From the entries below, copy every line that holds the word "coordinate".

Entries from a visual dataset:
==================================================

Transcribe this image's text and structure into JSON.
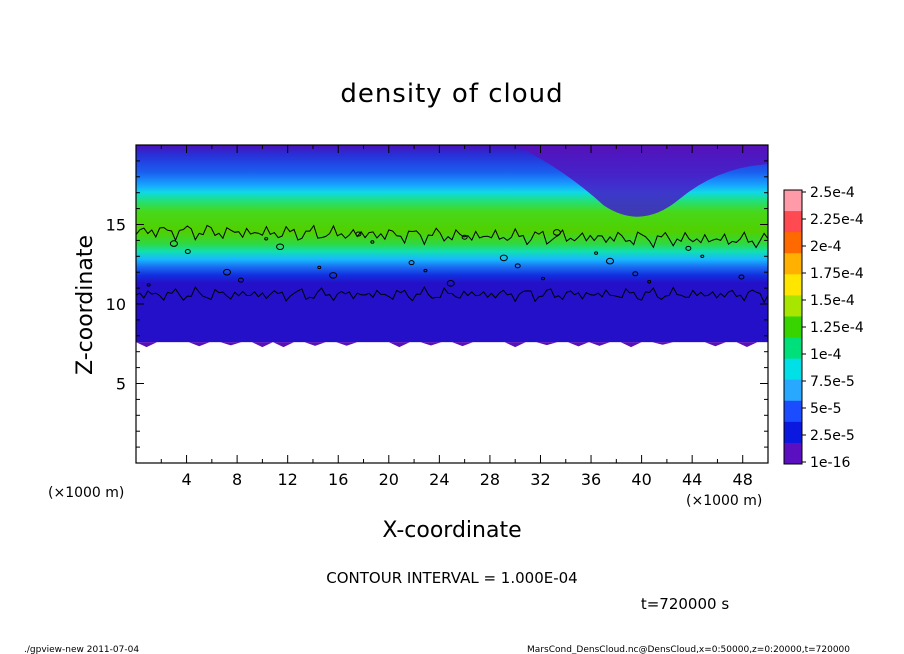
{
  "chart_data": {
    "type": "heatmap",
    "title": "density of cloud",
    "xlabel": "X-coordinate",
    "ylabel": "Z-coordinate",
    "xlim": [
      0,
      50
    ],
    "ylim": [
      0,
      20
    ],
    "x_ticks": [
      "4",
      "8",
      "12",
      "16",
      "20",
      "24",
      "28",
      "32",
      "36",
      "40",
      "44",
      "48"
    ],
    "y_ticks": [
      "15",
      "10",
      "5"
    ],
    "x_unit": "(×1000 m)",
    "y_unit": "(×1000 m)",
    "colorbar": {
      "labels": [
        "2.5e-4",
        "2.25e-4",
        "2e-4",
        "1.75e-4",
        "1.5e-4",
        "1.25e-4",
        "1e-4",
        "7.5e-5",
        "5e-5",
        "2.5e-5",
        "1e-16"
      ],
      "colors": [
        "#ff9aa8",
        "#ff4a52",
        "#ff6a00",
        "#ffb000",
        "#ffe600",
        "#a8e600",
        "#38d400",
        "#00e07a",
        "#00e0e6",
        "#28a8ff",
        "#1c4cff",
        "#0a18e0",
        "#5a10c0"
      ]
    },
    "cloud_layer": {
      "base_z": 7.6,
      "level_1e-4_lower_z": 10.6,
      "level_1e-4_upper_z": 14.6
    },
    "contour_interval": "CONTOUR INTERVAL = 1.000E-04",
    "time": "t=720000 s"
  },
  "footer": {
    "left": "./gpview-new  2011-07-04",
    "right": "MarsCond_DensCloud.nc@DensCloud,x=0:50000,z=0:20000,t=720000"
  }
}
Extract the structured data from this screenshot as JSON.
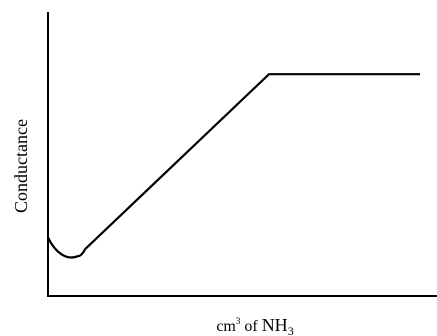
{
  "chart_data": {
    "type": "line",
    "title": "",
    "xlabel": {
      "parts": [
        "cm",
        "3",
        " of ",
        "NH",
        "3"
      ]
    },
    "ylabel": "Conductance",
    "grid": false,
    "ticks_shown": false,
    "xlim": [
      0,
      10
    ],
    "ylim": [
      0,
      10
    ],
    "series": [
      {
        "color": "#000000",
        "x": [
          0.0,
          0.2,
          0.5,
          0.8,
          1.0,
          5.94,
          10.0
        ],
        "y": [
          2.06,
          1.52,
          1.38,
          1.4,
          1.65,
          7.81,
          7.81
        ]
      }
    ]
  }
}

==================================================

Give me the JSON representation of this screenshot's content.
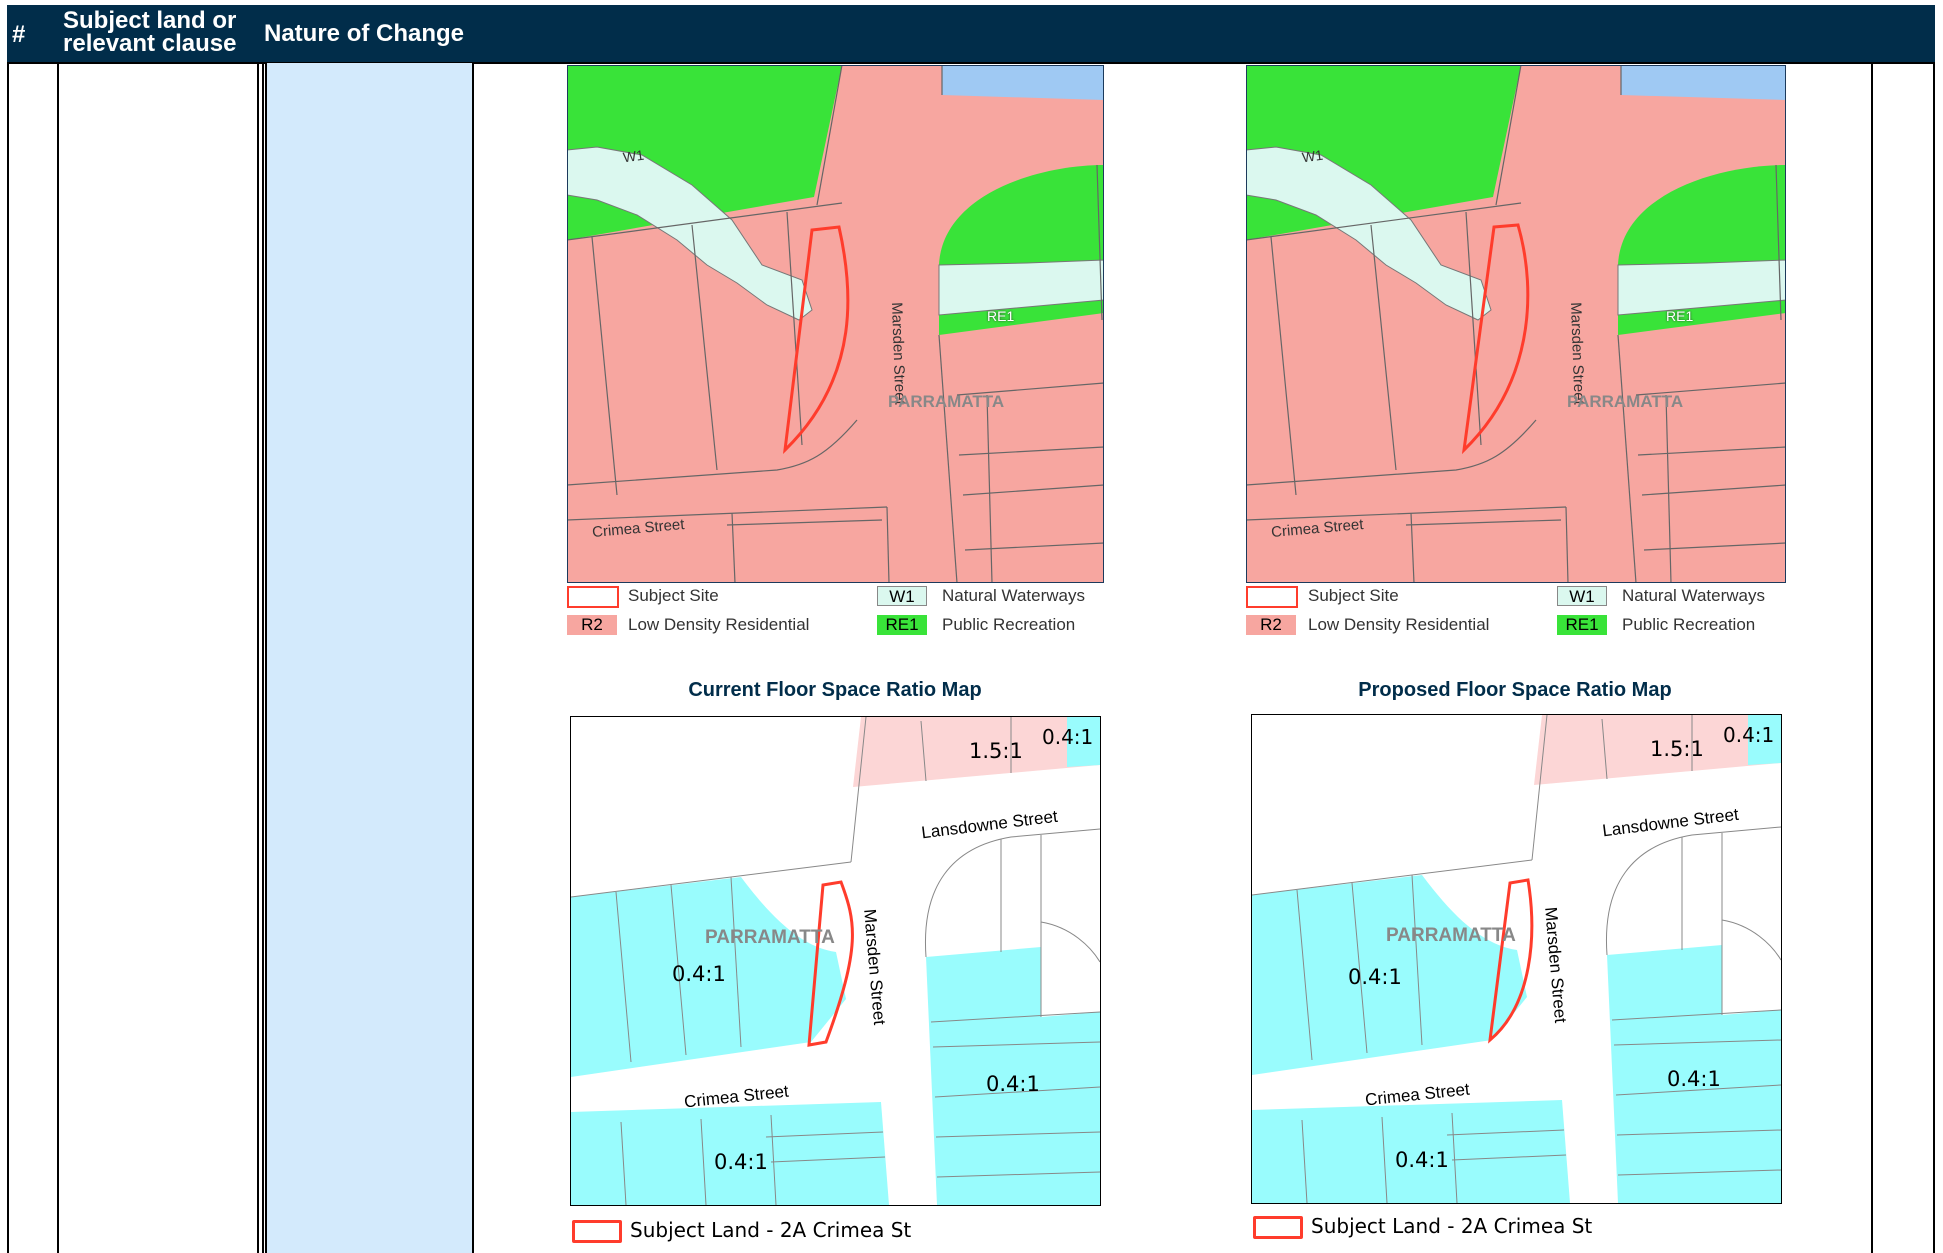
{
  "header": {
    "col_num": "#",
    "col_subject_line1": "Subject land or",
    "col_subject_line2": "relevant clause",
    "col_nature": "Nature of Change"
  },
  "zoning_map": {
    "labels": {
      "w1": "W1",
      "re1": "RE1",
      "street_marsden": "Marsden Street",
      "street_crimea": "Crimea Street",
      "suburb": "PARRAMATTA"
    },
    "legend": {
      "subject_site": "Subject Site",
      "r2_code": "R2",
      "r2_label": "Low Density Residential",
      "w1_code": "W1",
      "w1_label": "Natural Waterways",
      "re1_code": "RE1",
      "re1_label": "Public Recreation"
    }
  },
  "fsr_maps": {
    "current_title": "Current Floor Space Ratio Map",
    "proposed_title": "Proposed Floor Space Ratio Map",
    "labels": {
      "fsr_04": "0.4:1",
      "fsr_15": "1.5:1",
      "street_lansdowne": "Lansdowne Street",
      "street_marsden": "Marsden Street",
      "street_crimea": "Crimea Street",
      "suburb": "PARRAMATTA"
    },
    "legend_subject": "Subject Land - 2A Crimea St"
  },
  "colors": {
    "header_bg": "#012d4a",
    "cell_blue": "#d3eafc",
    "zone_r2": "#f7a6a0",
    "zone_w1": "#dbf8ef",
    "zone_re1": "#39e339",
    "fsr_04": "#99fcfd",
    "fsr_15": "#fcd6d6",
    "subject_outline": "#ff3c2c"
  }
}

==================================================

_FULL ANSWER_
    "xlabel": "X-coordinate",
    "ylabel": "Z-coordinate",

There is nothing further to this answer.